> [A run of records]

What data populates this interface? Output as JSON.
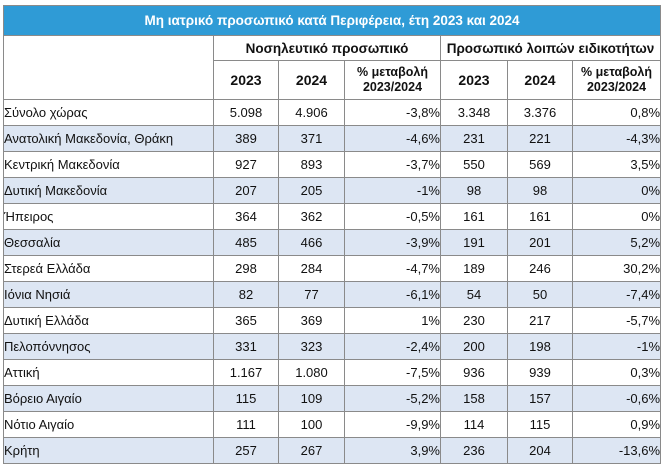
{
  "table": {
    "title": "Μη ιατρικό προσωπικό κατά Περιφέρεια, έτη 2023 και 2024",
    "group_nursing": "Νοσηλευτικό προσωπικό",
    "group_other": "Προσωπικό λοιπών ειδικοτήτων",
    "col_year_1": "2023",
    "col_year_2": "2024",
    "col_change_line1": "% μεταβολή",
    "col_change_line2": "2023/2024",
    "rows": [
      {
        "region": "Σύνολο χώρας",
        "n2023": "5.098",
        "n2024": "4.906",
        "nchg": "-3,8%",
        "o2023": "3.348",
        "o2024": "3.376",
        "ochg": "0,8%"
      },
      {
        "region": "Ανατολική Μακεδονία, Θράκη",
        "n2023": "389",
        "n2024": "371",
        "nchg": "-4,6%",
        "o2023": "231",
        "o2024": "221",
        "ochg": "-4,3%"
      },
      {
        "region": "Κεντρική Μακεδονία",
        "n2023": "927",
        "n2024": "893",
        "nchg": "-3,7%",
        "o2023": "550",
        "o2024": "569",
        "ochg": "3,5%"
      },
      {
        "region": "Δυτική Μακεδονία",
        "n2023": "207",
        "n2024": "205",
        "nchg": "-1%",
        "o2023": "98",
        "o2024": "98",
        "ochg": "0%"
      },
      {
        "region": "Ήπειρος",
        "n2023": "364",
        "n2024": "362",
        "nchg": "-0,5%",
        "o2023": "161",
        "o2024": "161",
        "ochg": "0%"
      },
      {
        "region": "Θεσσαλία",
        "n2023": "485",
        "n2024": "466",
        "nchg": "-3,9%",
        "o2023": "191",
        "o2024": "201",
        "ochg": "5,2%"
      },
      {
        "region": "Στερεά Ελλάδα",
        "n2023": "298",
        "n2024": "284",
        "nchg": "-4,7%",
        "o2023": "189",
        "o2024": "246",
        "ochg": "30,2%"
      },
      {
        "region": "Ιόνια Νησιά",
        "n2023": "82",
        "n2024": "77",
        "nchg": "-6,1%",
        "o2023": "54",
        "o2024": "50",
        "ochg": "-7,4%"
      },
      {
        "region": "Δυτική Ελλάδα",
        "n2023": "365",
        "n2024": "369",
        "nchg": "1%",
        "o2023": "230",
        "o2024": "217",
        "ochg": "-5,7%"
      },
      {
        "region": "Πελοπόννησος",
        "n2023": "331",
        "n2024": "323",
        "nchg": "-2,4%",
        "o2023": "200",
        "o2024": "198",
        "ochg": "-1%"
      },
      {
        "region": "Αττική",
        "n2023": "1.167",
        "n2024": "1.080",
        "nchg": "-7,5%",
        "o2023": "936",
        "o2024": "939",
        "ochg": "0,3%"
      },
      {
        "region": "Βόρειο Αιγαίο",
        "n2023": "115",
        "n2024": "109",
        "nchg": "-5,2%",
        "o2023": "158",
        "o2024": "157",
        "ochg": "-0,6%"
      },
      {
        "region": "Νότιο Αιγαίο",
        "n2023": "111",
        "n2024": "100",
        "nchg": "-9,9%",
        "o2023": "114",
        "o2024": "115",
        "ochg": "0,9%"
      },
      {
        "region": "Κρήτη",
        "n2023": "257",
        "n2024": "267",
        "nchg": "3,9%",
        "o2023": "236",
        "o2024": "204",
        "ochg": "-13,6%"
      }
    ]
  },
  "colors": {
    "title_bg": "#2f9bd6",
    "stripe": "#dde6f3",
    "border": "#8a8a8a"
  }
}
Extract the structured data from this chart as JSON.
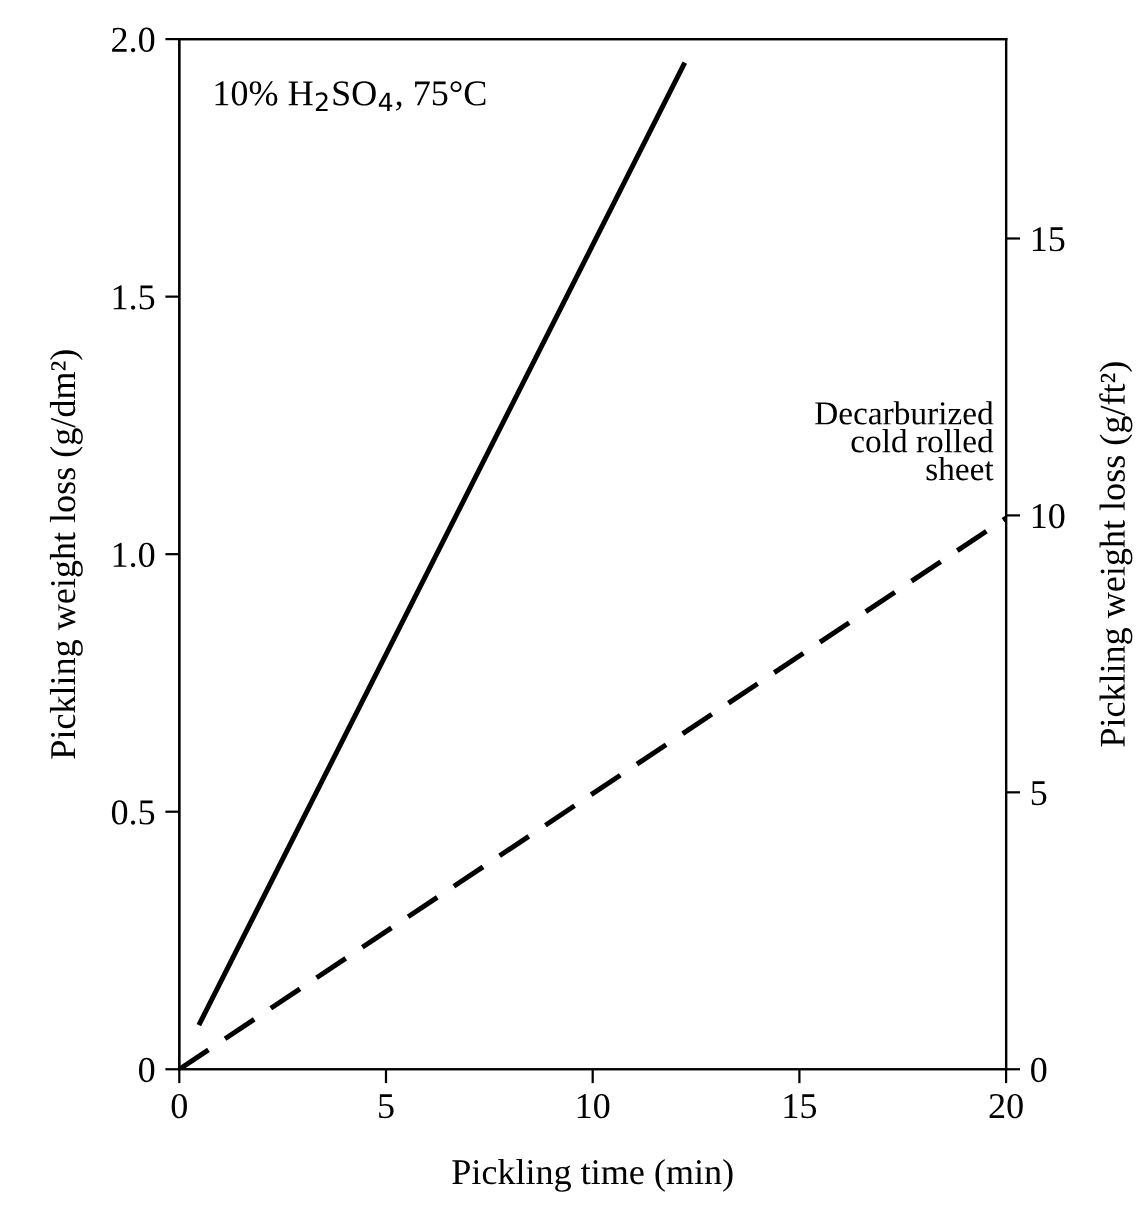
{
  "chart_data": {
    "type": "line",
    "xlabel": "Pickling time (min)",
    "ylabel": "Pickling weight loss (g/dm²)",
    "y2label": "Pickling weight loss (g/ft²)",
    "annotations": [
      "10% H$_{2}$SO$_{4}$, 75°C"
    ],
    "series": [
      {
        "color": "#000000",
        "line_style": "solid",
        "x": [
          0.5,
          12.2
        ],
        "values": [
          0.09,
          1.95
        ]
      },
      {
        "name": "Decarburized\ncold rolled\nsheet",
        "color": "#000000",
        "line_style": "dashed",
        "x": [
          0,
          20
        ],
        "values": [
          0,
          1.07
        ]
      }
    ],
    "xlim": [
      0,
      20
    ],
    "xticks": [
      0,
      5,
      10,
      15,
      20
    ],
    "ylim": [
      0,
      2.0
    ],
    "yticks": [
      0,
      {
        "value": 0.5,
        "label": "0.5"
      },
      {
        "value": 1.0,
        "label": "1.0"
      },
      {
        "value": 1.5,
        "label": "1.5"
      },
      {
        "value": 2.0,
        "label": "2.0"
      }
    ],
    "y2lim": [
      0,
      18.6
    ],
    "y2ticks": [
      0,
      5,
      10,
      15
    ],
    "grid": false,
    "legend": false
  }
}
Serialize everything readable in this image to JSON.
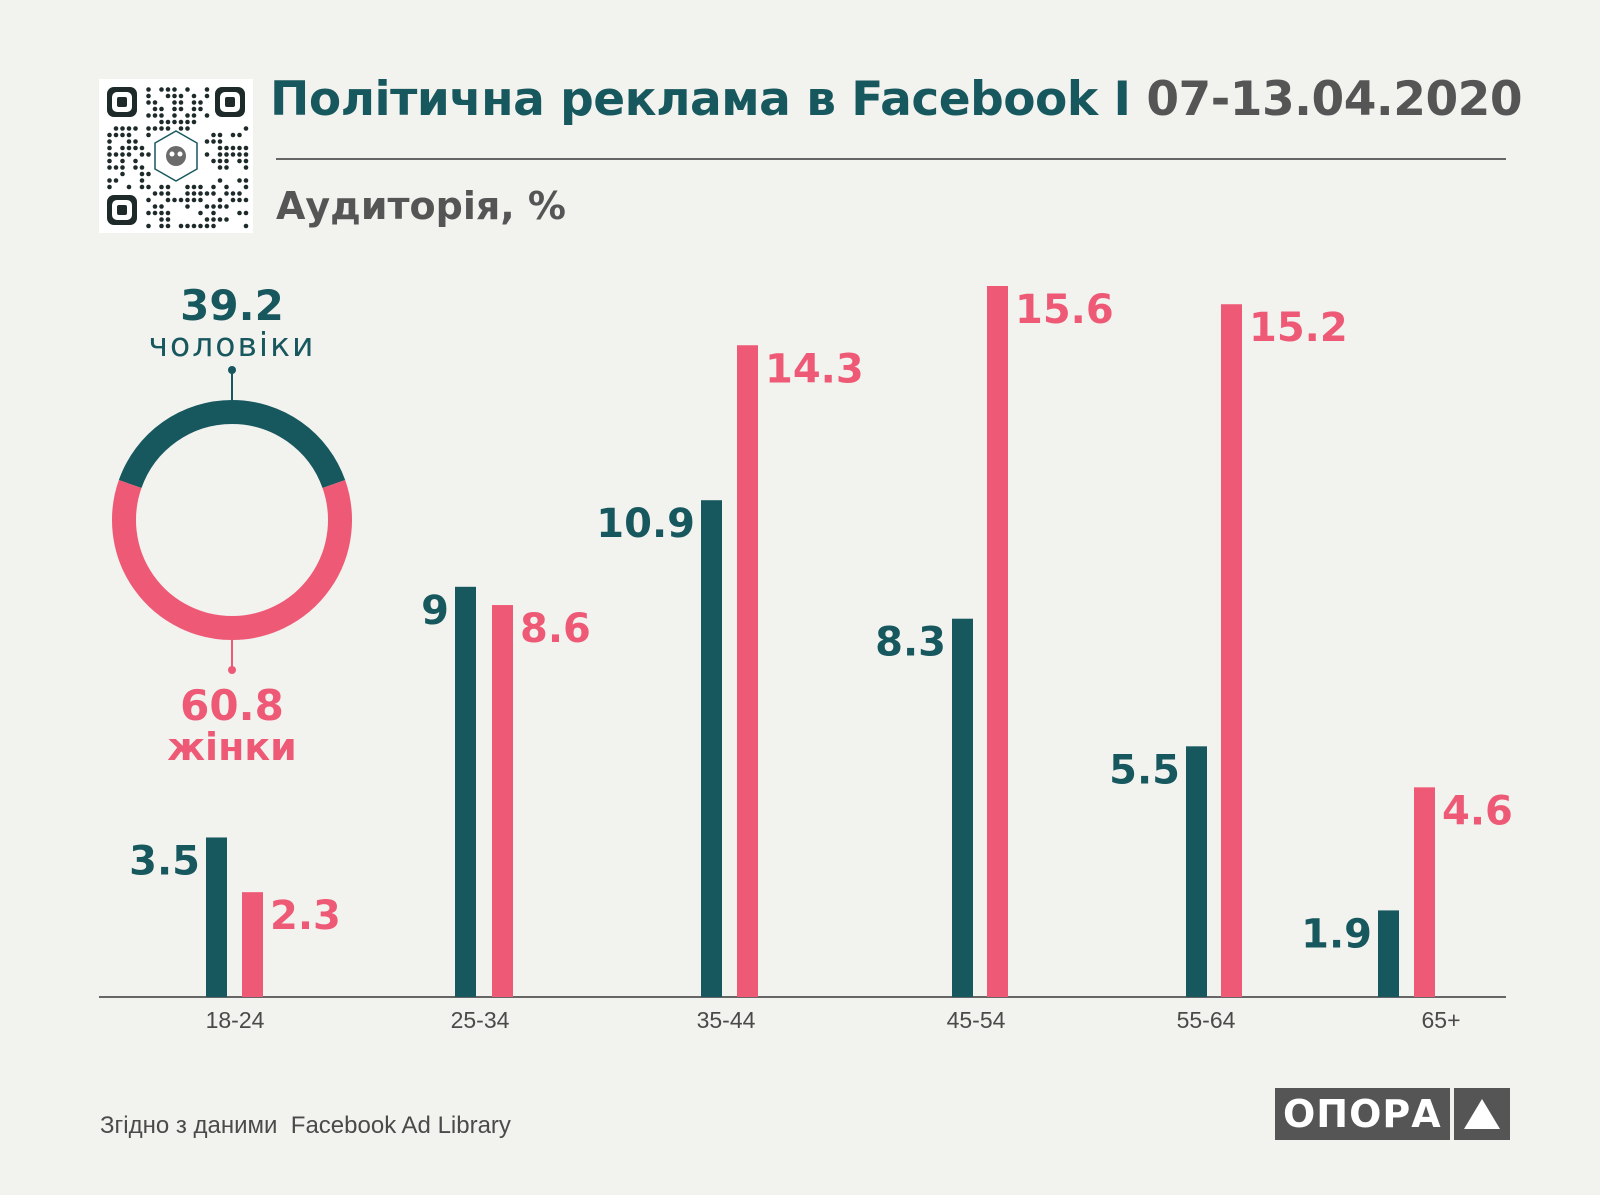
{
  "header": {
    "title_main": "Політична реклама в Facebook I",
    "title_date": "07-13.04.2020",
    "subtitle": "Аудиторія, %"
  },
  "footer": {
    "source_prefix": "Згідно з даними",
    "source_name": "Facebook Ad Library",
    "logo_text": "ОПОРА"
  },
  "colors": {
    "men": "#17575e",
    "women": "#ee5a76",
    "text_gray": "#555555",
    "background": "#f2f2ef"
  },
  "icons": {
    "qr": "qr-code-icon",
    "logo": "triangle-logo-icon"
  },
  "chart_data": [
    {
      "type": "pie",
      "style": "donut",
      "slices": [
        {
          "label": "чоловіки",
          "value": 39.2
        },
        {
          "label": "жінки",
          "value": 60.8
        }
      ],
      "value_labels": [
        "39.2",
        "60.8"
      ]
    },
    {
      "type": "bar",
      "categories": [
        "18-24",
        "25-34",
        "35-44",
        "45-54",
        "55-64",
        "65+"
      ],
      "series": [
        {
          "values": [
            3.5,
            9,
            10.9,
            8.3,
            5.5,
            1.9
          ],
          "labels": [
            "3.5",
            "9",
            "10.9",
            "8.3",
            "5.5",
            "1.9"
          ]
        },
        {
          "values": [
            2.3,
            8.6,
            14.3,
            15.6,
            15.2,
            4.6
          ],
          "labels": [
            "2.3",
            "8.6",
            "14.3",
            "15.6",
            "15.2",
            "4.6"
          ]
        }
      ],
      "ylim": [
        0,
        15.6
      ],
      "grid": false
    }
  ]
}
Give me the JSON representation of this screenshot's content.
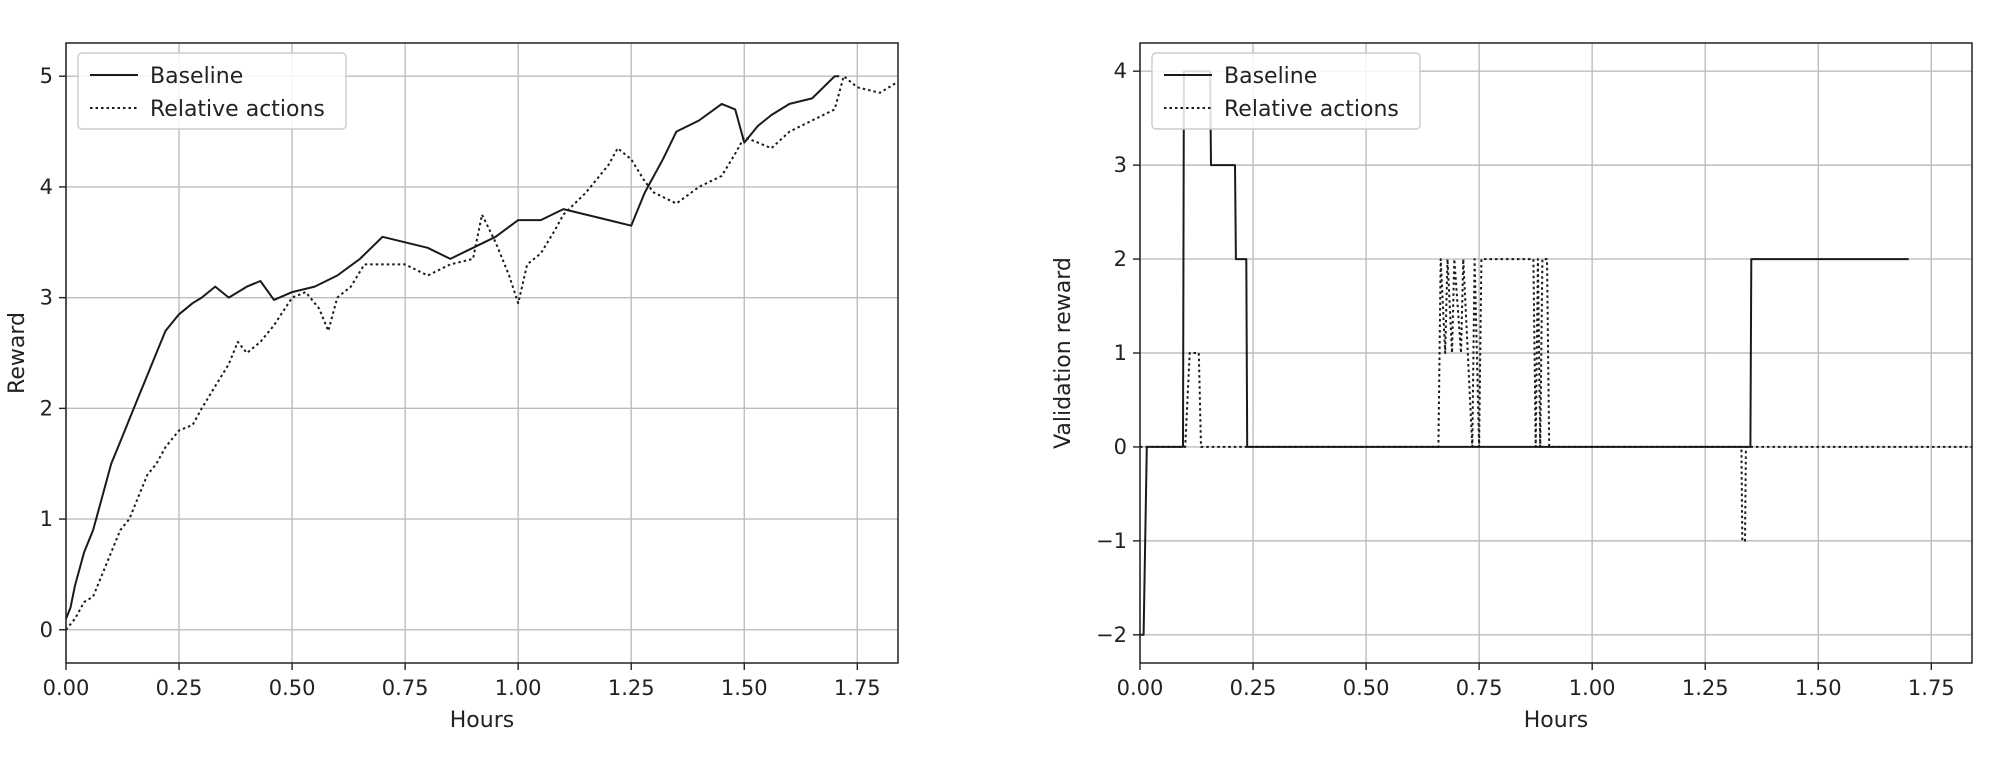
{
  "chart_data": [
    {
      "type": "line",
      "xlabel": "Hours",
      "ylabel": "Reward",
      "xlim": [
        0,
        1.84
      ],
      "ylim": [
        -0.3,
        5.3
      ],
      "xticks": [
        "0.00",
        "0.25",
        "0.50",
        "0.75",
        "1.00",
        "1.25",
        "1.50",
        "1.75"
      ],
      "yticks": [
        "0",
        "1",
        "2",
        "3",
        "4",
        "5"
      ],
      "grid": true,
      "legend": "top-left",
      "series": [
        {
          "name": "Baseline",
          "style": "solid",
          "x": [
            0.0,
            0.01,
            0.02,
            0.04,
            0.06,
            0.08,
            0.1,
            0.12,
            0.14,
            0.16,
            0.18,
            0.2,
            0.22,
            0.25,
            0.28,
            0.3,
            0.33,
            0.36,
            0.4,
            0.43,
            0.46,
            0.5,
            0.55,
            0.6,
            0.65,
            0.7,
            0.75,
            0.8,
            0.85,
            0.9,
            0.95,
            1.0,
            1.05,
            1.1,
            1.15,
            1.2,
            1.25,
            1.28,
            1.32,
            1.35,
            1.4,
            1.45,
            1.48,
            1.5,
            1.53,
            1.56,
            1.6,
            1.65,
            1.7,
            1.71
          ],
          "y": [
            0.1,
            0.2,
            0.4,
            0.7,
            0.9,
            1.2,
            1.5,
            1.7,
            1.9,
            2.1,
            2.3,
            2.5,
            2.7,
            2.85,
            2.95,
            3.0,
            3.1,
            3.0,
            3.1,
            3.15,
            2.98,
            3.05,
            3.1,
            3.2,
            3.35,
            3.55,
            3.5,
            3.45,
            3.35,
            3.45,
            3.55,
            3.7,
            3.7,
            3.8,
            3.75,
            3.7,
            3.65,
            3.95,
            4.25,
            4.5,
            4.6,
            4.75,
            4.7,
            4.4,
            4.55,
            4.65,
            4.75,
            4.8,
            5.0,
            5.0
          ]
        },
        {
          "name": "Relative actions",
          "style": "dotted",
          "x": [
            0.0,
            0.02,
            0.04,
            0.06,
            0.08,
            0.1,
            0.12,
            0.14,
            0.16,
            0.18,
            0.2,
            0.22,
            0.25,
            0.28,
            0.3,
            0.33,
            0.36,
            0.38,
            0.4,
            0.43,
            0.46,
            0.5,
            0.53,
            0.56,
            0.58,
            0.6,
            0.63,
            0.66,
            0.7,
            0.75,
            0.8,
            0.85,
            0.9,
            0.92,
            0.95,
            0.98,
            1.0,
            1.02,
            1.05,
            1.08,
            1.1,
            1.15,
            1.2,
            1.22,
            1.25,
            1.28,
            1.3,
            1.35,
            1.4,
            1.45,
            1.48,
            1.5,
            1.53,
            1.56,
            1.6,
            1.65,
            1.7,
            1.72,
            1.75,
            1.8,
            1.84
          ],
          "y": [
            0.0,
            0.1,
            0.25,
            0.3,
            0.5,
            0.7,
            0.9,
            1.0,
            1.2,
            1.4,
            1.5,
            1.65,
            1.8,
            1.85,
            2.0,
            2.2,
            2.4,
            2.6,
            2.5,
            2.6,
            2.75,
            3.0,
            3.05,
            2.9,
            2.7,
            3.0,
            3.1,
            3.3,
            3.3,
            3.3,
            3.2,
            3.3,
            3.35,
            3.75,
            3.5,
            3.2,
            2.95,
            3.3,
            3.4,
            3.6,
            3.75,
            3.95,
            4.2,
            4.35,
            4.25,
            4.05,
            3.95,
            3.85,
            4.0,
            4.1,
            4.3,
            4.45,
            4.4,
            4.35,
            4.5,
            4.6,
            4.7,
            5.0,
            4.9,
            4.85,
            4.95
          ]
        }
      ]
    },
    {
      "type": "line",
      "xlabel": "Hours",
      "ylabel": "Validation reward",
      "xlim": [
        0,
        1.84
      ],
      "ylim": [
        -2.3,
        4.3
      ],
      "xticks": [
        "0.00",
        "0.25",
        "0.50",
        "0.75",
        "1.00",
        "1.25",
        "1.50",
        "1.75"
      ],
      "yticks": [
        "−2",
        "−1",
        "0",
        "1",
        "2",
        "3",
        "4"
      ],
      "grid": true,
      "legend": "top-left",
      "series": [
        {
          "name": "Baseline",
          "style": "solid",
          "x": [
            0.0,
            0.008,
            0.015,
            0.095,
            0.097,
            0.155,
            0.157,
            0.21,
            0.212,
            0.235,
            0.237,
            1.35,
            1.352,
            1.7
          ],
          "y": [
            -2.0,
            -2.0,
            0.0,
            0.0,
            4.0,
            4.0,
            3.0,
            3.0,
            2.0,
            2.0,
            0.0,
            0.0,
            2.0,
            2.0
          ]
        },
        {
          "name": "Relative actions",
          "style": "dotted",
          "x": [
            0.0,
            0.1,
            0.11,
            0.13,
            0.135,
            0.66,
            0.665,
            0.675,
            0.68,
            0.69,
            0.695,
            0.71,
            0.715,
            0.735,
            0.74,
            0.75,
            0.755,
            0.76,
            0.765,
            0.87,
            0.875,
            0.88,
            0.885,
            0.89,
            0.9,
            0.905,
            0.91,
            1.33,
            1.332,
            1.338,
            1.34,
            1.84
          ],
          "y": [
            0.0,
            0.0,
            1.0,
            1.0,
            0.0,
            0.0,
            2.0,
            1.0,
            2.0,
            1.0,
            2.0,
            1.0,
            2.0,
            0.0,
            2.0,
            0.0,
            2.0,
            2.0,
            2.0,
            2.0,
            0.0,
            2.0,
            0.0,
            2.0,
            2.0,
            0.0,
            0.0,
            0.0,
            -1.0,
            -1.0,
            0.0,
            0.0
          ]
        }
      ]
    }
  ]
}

> [Stated problem] Pull out every line of the entries that includes the word "grid".

> [Reply to the task]
    "grid": false,
      "grid": false
      "grid": true,
      "grid": true,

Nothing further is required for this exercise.